[AIM]
Below is a block of records. Copy every line in it that contains the word "JSON".

[RECORDS TO USE]
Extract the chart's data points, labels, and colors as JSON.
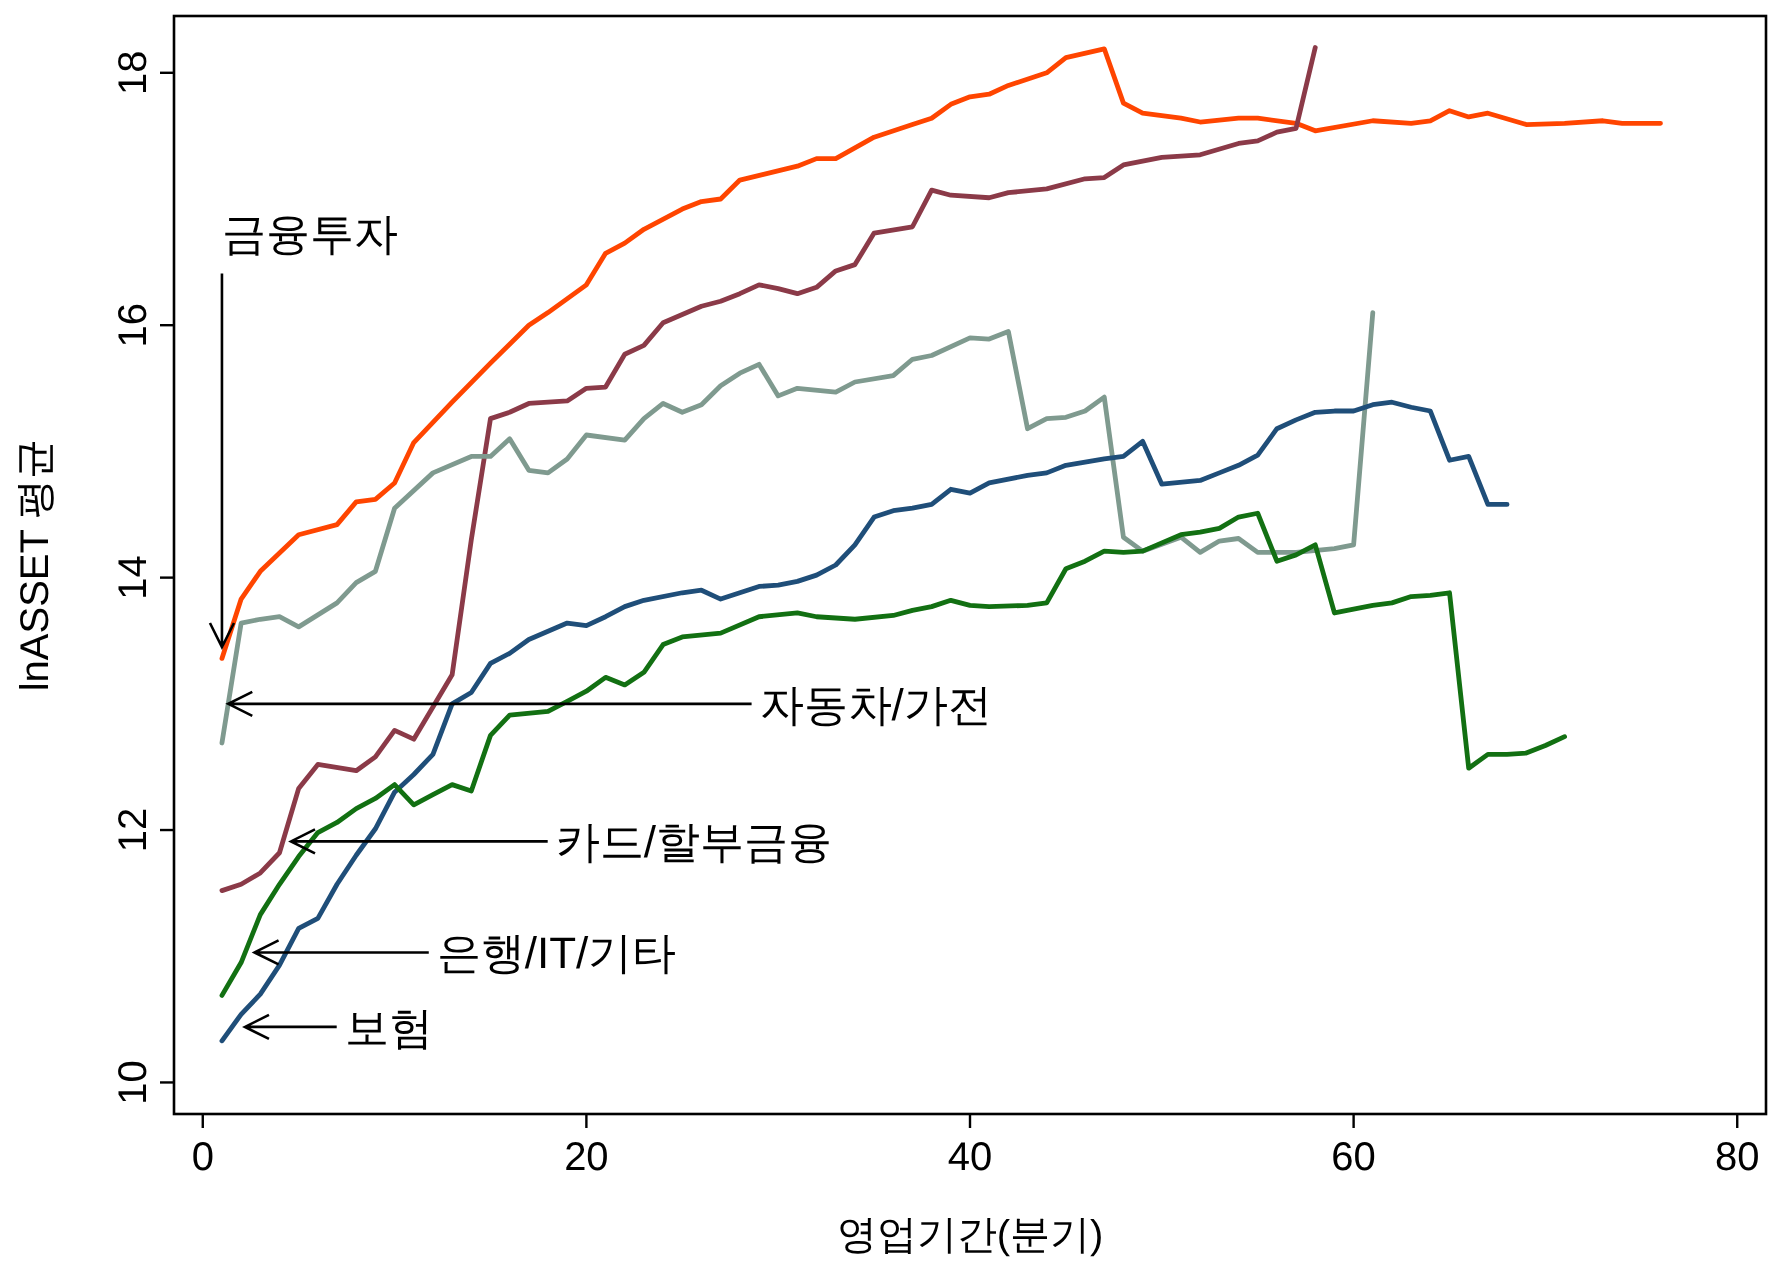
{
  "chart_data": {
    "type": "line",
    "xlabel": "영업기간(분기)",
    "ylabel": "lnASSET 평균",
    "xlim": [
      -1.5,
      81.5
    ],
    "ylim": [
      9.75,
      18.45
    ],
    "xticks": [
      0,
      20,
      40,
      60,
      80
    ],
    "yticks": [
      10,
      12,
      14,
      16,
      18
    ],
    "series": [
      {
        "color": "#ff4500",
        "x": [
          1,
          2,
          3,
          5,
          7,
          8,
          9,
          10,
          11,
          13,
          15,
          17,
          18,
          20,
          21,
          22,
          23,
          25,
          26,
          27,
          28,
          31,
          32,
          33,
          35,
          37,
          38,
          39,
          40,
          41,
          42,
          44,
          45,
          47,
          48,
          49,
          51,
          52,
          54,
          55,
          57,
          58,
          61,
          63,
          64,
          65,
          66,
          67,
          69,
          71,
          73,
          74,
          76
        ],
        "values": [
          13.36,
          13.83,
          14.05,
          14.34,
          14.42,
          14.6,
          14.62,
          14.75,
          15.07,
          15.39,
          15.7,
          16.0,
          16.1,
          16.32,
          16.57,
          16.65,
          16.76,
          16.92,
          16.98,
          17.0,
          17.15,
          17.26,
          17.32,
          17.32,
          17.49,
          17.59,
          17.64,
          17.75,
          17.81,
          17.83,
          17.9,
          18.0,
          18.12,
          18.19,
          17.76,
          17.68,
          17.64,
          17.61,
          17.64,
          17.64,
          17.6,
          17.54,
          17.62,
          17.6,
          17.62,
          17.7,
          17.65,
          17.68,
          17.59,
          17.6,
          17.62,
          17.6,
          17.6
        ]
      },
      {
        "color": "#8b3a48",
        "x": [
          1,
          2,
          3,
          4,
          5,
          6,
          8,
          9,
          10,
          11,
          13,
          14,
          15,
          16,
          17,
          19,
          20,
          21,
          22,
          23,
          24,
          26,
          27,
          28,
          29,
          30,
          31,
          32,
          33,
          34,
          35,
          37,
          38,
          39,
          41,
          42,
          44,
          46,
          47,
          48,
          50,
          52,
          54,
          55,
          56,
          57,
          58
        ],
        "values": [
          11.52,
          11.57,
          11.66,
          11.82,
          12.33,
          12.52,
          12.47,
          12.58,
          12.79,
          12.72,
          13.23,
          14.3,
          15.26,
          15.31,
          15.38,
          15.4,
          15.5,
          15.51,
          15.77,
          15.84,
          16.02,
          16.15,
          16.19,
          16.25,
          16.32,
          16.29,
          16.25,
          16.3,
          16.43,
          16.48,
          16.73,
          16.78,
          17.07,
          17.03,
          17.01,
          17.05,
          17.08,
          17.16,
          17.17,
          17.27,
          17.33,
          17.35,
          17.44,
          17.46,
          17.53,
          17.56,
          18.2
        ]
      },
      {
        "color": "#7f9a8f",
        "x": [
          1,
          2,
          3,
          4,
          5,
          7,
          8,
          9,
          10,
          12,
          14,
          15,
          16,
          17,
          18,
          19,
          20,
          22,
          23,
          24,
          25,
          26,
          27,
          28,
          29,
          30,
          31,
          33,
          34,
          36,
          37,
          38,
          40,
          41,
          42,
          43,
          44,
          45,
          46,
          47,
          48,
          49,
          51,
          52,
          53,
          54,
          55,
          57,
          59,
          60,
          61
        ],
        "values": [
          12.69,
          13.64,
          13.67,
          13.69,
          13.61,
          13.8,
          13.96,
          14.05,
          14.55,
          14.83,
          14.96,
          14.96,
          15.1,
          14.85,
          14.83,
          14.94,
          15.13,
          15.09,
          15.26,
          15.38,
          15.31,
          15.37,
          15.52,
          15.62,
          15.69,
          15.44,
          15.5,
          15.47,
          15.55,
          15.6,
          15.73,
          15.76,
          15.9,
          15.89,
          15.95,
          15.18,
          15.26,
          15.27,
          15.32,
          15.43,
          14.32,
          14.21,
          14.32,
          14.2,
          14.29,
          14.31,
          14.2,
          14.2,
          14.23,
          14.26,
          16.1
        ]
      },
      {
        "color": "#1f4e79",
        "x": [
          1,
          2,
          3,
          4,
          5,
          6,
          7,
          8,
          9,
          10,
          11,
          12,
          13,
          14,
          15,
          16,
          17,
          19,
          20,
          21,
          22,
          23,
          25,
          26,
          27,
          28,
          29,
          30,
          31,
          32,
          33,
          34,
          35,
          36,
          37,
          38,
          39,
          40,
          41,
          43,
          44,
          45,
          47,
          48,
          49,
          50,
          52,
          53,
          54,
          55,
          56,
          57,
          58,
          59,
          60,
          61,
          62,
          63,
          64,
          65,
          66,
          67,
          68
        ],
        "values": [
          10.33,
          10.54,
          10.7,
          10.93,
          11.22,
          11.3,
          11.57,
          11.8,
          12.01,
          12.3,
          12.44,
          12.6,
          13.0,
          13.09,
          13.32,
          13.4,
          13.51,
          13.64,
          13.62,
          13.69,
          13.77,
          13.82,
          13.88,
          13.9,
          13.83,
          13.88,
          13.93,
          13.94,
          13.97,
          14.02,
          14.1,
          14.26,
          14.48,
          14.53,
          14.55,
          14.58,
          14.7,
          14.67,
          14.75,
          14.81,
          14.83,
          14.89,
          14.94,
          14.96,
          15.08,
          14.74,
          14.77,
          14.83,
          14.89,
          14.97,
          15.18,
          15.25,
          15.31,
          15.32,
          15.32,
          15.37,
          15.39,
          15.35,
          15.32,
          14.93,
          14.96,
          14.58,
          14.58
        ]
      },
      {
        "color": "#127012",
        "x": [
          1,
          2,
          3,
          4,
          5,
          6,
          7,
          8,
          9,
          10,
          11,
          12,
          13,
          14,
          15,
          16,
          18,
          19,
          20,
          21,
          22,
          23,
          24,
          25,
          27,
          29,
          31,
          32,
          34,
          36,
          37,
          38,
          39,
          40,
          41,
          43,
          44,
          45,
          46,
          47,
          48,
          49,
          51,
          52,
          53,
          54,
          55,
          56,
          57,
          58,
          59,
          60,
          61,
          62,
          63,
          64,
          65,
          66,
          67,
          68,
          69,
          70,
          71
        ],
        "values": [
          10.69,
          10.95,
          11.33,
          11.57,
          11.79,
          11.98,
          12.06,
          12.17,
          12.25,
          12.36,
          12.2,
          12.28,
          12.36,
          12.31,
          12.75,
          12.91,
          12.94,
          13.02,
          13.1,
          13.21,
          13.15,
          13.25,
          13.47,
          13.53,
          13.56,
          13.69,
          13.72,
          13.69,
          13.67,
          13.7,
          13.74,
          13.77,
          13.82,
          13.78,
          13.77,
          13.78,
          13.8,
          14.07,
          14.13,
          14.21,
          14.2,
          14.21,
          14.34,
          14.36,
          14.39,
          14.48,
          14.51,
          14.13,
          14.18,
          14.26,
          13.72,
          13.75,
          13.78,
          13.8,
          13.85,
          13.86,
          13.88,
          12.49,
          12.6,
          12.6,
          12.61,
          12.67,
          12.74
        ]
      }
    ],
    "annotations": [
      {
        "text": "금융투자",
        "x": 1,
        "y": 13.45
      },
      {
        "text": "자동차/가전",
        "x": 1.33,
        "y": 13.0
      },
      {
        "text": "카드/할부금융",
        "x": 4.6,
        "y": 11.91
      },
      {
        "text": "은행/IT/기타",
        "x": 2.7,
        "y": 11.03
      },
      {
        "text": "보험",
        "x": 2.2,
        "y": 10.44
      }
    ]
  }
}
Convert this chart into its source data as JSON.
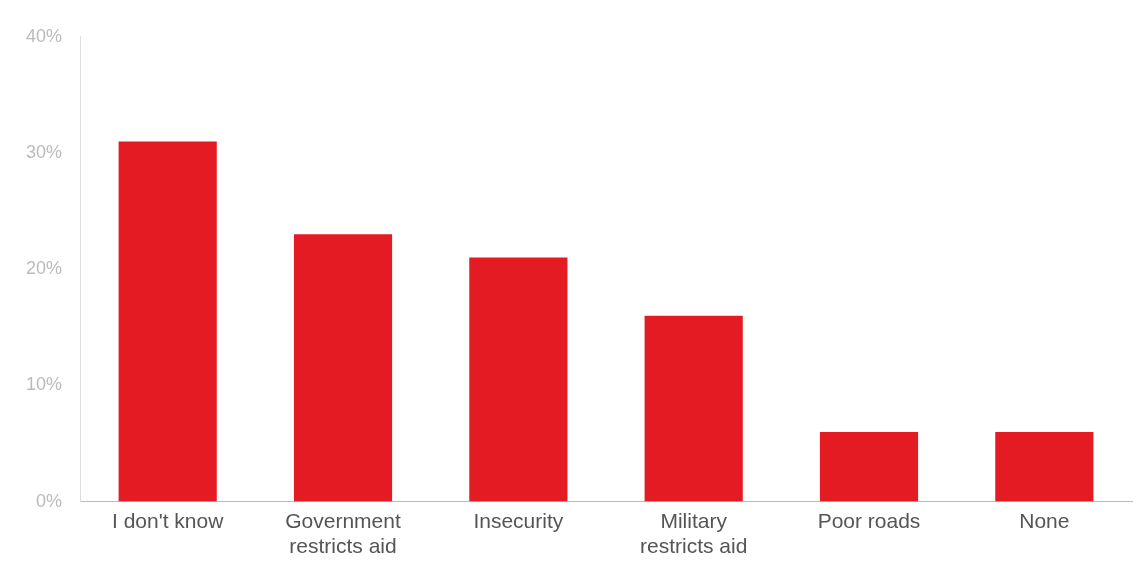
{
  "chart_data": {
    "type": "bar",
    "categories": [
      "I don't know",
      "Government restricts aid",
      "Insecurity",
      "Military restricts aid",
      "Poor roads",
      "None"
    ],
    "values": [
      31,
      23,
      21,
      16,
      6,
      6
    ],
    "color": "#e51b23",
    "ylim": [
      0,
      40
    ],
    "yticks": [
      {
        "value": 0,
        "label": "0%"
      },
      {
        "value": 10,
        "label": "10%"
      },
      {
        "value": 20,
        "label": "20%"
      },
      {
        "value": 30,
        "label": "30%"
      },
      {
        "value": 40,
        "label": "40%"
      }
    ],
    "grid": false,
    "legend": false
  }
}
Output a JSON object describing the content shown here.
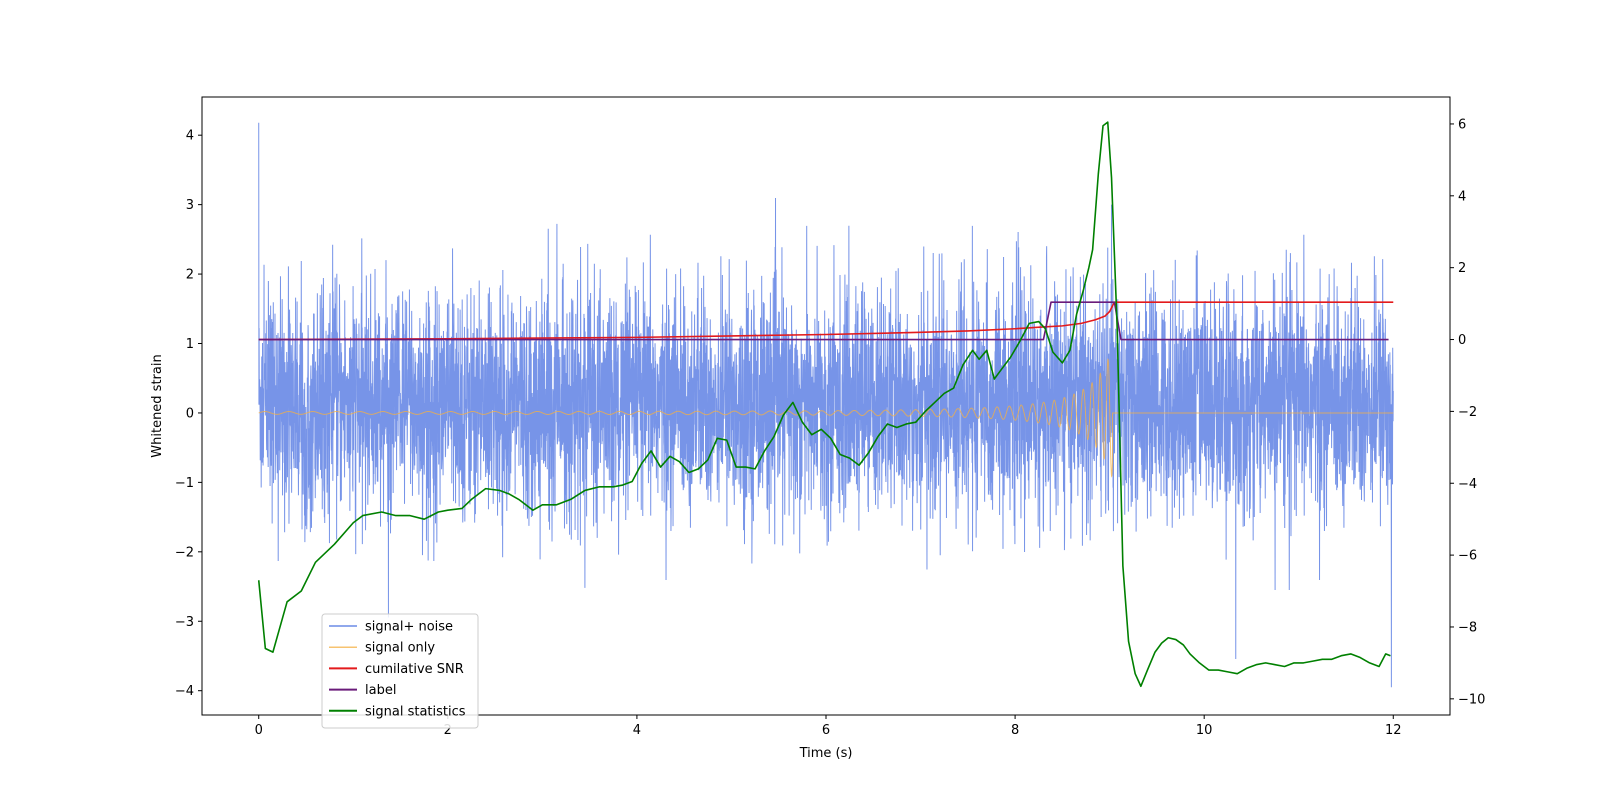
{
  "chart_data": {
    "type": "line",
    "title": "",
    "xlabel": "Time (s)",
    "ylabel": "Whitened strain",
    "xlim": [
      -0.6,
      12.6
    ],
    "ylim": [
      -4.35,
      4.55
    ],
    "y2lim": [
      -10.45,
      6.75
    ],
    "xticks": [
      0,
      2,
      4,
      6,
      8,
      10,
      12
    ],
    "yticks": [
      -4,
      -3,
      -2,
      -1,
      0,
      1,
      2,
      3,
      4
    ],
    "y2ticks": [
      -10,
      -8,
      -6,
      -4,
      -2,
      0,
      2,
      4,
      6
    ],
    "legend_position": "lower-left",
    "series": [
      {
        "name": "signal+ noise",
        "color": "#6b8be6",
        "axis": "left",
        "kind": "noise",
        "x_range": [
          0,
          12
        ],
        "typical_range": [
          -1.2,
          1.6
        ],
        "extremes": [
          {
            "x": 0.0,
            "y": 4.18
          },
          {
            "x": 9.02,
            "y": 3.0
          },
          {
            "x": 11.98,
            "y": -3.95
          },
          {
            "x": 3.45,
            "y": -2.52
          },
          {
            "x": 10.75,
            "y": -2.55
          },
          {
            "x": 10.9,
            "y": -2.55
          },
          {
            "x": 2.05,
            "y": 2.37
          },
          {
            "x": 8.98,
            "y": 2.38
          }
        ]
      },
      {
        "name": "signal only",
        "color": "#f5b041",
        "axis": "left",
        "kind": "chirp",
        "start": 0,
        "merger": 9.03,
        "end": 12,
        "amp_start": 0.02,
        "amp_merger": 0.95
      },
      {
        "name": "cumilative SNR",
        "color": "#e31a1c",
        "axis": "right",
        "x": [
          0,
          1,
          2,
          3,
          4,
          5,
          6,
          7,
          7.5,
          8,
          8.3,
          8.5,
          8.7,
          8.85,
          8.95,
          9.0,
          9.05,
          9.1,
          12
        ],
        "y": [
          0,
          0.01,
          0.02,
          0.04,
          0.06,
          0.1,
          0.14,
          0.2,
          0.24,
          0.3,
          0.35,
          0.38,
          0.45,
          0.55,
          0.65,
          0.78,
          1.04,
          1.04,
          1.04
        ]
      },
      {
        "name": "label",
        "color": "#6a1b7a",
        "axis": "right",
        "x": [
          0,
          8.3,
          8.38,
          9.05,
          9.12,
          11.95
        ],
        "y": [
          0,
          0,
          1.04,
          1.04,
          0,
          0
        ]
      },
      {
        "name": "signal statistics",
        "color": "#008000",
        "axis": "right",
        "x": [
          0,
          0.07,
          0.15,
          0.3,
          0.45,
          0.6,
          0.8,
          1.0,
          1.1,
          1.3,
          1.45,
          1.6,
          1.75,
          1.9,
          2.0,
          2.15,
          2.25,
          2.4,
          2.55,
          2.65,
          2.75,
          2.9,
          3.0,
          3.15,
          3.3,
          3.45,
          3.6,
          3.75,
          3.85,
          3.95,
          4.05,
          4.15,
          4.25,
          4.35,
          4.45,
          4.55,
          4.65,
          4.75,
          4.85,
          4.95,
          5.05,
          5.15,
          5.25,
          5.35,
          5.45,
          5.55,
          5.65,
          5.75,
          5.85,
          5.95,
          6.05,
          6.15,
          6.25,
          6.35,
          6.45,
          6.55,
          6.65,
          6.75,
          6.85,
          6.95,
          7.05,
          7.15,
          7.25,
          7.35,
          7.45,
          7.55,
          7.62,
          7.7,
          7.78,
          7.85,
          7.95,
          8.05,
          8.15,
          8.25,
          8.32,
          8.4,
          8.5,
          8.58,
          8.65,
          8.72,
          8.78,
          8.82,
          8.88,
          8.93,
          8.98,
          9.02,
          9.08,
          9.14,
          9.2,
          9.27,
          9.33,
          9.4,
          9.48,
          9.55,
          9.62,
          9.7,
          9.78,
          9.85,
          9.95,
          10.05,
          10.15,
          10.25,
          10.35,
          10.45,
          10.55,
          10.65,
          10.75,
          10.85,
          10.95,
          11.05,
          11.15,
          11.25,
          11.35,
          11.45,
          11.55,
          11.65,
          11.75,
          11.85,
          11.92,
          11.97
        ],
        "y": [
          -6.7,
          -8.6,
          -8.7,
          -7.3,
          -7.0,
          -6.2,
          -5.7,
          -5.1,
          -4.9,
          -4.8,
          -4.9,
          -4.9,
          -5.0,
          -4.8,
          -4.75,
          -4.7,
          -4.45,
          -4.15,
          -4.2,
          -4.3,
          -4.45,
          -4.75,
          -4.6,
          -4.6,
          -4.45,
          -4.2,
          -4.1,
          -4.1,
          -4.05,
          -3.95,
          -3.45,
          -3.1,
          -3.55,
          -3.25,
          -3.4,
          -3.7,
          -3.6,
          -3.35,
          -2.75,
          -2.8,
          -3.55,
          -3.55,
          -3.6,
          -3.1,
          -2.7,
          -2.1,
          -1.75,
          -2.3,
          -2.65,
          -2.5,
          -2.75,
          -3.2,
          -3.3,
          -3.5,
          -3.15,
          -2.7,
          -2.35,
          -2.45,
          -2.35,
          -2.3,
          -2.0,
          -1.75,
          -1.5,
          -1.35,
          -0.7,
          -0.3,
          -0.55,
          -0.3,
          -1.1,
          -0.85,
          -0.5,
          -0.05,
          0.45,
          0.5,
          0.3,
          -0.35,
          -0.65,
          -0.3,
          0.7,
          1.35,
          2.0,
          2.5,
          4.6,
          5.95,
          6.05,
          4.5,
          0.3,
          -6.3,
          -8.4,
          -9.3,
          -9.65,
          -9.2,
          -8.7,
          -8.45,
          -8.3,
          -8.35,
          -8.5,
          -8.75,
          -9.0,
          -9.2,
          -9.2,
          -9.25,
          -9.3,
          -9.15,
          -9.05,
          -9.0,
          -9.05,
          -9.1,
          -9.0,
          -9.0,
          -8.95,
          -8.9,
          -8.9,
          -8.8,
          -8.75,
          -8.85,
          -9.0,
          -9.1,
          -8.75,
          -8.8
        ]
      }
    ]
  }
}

[EXPECTED ANSWER]
Extract the chart's data points, labels, and colors as JSON.
Convert this chart into its source data as JSON.
Output a JSON object describing the content shown here.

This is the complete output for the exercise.